- Dataset rows

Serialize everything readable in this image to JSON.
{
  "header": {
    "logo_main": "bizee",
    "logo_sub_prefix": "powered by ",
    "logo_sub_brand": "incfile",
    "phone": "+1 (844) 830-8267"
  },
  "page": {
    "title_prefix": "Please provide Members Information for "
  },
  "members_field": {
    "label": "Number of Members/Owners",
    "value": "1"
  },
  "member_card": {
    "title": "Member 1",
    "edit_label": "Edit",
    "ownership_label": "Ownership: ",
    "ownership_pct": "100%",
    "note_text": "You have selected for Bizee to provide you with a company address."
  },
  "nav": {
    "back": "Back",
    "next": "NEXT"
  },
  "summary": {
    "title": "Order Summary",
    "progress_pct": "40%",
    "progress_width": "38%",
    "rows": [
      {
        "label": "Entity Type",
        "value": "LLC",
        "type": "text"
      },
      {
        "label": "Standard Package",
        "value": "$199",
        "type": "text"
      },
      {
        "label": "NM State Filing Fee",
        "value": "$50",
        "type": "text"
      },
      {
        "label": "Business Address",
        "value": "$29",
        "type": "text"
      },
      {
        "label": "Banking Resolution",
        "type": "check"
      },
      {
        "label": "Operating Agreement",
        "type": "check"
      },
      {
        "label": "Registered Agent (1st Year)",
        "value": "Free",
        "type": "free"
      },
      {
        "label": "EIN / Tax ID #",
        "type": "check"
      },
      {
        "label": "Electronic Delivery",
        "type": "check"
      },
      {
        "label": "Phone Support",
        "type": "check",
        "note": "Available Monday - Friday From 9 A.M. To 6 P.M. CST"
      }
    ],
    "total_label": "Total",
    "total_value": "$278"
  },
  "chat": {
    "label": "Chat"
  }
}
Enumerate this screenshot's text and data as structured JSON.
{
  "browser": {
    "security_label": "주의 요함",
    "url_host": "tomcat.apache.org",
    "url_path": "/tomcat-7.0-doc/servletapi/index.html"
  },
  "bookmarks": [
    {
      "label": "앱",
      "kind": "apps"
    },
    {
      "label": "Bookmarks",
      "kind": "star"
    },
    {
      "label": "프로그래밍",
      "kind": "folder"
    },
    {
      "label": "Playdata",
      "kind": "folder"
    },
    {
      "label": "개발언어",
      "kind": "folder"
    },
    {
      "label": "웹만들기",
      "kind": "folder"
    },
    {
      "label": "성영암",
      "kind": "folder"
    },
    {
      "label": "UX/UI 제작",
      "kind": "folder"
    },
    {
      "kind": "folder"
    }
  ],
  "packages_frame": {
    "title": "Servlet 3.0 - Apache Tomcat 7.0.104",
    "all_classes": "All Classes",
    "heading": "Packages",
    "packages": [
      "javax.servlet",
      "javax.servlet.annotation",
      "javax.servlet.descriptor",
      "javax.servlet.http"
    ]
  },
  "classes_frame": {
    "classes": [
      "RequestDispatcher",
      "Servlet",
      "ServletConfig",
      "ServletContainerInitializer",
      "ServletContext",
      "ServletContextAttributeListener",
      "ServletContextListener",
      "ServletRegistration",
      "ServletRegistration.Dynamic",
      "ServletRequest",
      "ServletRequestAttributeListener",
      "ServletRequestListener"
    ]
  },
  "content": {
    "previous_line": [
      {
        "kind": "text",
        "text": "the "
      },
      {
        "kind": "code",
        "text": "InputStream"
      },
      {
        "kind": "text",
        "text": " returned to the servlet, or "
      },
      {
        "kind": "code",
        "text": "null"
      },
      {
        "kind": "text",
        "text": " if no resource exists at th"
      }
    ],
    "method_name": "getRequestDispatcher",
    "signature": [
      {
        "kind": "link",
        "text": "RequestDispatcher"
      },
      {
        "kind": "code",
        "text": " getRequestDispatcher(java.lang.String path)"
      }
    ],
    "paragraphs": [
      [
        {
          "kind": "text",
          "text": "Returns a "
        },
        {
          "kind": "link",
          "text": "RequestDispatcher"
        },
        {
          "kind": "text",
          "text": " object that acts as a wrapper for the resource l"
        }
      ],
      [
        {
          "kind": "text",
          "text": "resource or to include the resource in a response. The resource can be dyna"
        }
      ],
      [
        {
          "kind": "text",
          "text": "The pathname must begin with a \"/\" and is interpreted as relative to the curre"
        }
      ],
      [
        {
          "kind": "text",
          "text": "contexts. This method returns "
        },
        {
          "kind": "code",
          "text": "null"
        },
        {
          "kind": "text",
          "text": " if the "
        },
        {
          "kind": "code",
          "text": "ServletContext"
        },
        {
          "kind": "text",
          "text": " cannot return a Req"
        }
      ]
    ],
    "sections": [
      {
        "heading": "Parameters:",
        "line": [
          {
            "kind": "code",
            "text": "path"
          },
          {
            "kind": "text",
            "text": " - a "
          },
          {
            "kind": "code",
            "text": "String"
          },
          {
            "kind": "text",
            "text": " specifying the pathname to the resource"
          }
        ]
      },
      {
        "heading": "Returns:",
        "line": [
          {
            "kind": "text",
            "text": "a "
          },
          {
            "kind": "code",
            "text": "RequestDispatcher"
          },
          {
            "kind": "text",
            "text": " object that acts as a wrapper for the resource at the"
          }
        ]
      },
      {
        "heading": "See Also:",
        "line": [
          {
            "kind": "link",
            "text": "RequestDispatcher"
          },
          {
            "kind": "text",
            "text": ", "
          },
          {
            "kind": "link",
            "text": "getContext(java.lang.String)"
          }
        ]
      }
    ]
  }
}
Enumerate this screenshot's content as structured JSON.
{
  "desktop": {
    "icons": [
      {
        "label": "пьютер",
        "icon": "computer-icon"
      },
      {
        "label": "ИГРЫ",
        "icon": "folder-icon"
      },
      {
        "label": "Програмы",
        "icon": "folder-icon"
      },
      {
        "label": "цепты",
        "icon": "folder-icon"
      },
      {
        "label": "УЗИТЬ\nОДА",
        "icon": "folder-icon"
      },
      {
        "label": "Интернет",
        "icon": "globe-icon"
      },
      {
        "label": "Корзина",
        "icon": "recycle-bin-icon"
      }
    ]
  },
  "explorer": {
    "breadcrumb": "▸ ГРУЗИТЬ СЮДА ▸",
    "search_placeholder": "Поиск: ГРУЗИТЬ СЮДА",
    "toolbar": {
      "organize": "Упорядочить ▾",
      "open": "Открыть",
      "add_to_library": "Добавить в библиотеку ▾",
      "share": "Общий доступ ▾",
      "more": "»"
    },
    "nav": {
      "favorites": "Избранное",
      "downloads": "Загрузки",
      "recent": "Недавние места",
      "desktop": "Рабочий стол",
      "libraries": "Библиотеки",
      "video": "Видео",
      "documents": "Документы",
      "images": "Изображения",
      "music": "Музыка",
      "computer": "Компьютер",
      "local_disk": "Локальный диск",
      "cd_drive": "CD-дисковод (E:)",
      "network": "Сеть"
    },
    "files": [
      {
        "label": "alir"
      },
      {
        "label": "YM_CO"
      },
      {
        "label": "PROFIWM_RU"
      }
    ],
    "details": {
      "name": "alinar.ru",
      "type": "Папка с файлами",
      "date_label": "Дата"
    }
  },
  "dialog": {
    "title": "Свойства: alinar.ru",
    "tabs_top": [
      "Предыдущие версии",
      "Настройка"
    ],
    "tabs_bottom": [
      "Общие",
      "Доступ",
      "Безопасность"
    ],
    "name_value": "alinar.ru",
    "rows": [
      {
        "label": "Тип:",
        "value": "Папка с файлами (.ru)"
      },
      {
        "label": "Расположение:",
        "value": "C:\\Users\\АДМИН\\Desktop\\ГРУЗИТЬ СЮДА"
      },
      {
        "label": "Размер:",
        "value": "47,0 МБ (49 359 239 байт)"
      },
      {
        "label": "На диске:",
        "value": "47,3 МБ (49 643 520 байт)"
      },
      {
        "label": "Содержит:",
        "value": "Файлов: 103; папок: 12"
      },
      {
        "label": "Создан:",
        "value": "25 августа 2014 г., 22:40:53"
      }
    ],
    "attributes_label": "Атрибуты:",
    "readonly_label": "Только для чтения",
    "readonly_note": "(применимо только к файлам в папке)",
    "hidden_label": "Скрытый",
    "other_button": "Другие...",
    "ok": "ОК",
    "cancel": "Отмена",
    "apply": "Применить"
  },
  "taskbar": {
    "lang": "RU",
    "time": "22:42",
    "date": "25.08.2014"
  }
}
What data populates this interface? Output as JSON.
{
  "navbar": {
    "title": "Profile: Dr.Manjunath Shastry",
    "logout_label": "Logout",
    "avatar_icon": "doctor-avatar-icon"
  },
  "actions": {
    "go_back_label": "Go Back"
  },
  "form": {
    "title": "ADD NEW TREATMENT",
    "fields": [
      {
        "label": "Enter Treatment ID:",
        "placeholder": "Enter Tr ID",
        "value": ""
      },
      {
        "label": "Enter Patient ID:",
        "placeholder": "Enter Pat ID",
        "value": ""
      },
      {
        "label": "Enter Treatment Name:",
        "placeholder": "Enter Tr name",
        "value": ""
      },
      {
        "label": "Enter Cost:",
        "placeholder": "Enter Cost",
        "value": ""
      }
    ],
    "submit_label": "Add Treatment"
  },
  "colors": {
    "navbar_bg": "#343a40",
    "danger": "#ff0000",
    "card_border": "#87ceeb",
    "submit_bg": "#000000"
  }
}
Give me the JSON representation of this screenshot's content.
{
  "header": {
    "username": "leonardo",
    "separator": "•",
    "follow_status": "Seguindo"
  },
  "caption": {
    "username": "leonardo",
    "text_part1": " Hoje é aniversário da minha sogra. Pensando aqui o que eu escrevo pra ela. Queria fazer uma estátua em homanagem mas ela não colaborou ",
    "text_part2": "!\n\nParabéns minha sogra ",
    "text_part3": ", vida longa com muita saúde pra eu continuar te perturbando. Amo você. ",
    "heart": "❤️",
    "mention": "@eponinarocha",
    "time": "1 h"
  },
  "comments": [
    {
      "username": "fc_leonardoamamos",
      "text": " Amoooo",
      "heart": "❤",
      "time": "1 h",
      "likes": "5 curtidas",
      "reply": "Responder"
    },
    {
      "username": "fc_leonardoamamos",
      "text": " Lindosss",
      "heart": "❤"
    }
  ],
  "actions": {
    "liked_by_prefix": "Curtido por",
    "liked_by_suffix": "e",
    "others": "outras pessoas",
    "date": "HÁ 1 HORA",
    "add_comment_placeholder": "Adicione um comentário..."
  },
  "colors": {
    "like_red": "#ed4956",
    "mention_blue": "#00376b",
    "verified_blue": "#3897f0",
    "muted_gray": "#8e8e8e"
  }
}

- Problem to solve
Show, from the listing above, each line that contains the word "with".

- Solved problem
    "note_text": "You have selected for Bizee to provide you with a company address."
          "text": "The pathname must begin with a \"/\" and is interpreted as relative to the curre"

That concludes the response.